■ **Records shown**
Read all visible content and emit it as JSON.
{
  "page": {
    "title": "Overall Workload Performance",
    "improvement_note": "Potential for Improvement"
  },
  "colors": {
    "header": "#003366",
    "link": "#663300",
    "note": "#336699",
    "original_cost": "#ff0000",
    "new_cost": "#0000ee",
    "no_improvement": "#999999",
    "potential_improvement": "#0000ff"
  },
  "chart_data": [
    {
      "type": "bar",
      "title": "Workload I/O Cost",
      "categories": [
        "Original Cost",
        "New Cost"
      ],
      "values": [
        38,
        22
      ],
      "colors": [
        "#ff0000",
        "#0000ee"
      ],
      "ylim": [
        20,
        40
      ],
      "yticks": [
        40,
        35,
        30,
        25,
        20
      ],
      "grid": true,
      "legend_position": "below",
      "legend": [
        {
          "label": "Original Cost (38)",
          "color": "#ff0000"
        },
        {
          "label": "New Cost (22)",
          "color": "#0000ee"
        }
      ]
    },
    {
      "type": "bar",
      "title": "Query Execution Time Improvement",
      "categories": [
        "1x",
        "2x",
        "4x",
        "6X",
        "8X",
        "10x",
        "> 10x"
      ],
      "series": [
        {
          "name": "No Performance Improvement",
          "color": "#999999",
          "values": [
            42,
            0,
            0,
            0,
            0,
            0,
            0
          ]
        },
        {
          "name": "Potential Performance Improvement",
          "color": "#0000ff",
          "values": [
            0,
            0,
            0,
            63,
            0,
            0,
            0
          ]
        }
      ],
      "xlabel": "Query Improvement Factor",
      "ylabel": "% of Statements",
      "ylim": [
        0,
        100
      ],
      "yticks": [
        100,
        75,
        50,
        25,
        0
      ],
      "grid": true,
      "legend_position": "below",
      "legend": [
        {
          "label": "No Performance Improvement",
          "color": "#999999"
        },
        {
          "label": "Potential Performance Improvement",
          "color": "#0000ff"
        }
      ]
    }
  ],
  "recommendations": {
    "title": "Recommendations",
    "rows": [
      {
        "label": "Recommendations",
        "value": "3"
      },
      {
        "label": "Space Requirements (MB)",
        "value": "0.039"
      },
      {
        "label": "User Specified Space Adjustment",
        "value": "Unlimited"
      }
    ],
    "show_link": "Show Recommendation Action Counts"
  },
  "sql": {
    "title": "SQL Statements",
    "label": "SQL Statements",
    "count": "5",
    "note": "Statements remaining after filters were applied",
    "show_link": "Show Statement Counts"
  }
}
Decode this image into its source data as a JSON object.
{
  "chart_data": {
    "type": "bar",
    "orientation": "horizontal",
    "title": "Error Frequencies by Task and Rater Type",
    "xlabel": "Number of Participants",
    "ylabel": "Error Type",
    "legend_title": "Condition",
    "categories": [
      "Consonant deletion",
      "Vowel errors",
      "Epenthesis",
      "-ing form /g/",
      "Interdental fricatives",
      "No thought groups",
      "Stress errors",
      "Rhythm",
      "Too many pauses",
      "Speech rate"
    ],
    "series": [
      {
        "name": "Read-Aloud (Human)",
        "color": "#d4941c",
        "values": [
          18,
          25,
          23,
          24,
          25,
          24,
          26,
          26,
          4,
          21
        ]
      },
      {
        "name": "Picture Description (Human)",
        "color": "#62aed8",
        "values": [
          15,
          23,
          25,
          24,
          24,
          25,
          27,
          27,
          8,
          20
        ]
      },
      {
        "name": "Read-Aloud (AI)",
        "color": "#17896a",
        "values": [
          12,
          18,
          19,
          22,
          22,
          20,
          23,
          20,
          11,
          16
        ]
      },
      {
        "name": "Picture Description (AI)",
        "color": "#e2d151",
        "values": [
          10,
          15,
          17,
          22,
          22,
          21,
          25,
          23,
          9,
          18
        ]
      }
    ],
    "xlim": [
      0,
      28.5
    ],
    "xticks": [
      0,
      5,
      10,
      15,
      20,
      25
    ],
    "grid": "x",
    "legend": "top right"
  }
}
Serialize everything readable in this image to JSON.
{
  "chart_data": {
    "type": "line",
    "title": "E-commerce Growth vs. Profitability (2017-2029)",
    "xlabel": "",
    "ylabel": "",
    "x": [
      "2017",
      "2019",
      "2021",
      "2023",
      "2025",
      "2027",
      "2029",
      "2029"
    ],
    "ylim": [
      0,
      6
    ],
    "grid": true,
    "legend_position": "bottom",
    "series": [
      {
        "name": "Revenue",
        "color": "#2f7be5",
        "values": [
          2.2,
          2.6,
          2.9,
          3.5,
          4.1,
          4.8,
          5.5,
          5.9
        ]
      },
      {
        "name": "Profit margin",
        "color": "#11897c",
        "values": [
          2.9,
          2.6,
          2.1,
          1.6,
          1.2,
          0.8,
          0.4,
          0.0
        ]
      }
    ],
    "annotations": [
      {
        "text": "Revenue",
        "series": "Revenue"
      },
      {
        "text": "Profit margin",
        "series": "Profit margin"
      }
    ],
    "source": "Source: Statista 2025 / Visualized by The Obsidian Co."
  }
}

■ **Objective**
Quote all of the entries exactly as they appear.

■ **Solution for this task**
Read all visible content and emit it as JSON.
{
  "page": {
    "title": "Overall Workload Performance",
    "improvement_note": "Potential for Improvement"
  },
  "colors": {
    "header": "#003366",
    "link": "#663300",
    "note": "#336699",
    "original_cost": "#ff0000",
    "new_cost": "#0000ee",
    "no_improvement": "#999999",
    "potential_improvement": "#0000ff"
  },
  "chart_data": [
    {
      "type": "bar",
      "title": "Workload I/O Cost",
      "categories": [
        "Original Cost",
        "New Cost"
      ],
      "values": [
        38,
        22
      ],
      "colors": [
        "#ff0000",
        "#0000ee"
      ],
      "ylim": [
        20,
        40
      ],
      "yticks": [
        40,
        35,
        30,
        25,
        20
      ],
      "grid": true,
      "legend_position": "below",
      "legend": [
        {
          "label": "Original Cost (38)",
          "color": "#ff0000"
        },
        {
          "label": "New Cost (22)",
          "color": "#0000ee"
        }
      ]
    },
    {
      "type": "bar",
      "title": "Query Execution Time Improvement",
      "categories": [
        "1x",
        "2x",
        "4x",
        "6X",
        "8X",
        "10x",
        "> 10x"
      ],
      "series": [
        {
          "name": "No Performance Improvement",
          "color": "#999999",
          "values": [
            42,
            0,
            0,
            0,
            0,
            0,
            0
          ]
        },
        {
          "name": "Potential Performance Improvement",
          "color": "#0000ff",
          "values": [
            0,
            0,
            0,
            63,
            0,
            0,
            0
          ]
        }
      ],
      "xlabel": "Query Improvement Factor",
      "ylabel": "% of Statements",
      "ylim": [
        0,
        100
      ],
      "yticks": [
        100,
        75,
        50,
        25,
        0
      ],
      "grid": true,
      "legend_position": "below",
      "legend": [
        {
          "label": "No Performance Improvement",
          "color": "#999999"
        },
        {
          "label": "Potential Performance Improvement",
          "color": "#0000ff"
        }
      ]
    }
  ],
  "recommendations": {
    "title": "Recommendations",
    "rows": [
      {
        "label": "Recommendations",
        "value": "3"
      },
      {
        "label": "Space Requirements (MB)",
        "value": "0.039"
      },
      {
        "label": "User Specified Space Adjustment",
        "value": "Unlimited"
      }
    ],
    "show_link": "Show Recommendation Action Counts"
  },
  "sql": {
    "title": "SQL Statements",
    "label": "SQL Statements",
    "count": "5",
    "note": "Statements remaining after filters were applied",
    "show_link": "Show Statement Counts"
  }
}
Decode this image into its source data as a JSON object.
{
  "chart_data": {
    "type": "bar",
    "orientation": "horizontal",
    "title": "Error Frequencies by Task and Rater Type",
    "xlabel": "Number of Participants",
    "ylabel": "Error Type",
    "legend_title": "Condition",
    "categories": [
      "Consonant deletion",
      "Vowel errors",
      "Epenthesis",
      "-ing form /g/",
      "Interdental fricatives",
      "No thought groups",
      "Stress errors",
      "Rhythm",
      "Too many pauses",
      "Speech rate"
    ],
    "series": [
      {
        "name": "Read-Aloud (Human)",
        "color": "#d4941c",
        "values": [
          18,
          25,
          23,
          24,
          25,
          24,
          26,
          26,
          4,
          21
        ]
      },
      {
        "name": "Picture Description (Human)",
        "color": "#62aed8",
        "values": [
          15,
          23,
          25,
          24,
          24,
          25,
          27,
          27,
          8,
          20
        ]
      },
      {
        "name": "Read-Aloud (AI)",
        "color": "#17896a",
        "values": [
          12,
          18,
          19,
          22,
          22,
          20,
          23,
          20,
          11,
          16
        ]
      },
      {
        "name": "Picture Description (AI)",
        "color": "#e2d151",
        "values": [
          10,
          15,
          17,
          22,
          22,
          21,
          25,
          23,
          9,
          18
        ]
      }
    ],
    "xlim": [
      0,
      28.5
    ],
    "xticks": [
      0,
      5,
      10,
      15,
      20,
      25
    ],
    "grid": "x",
    "legend": "top right"
  }
}
Serialize everything readable in this image to JSON.
{
  "chart_data": {
    "type": "line",
    "title": "E-commerce Growth vs. Profitability (2017-2029)",
    "xlabel": "",
    "ylabel": "",
    "x": [
      "2017",
      "2019",
      "2021",
      "2023",
      "2025",
      "2027",
      "2029",
      "2029"
    ],
    "ylim": [
      0,
      6
    ],
    "grid": true,
    "legend_position": "bottom",
    "series": [
      {
        "name": "Revenue",
        "color": "#2f7be5",
        "values": [
          2.2,
          2.6,
          2.9,
          3.5,
          4.1,
          4.8,
          5.5,
          5.9
        ]
      },
      {
        "name": "Profit margin",
        "color": "#11897c",
        "values": [
          2.9,
          2.6,
          2.1,
          1.6,
          1.2,
          0.8,
          0.4,
          0.0
        ]
      }
    ],
    "annotations": [
      {
        "text": "Revenue",
        "series": "Revenue"
      },
      {
        "text": "Profit margin",
        "series": "Profit margin"
      }
    ],
    "source": "Source: Statista 2025 / Visualized by The Obsidian Co."
  }
}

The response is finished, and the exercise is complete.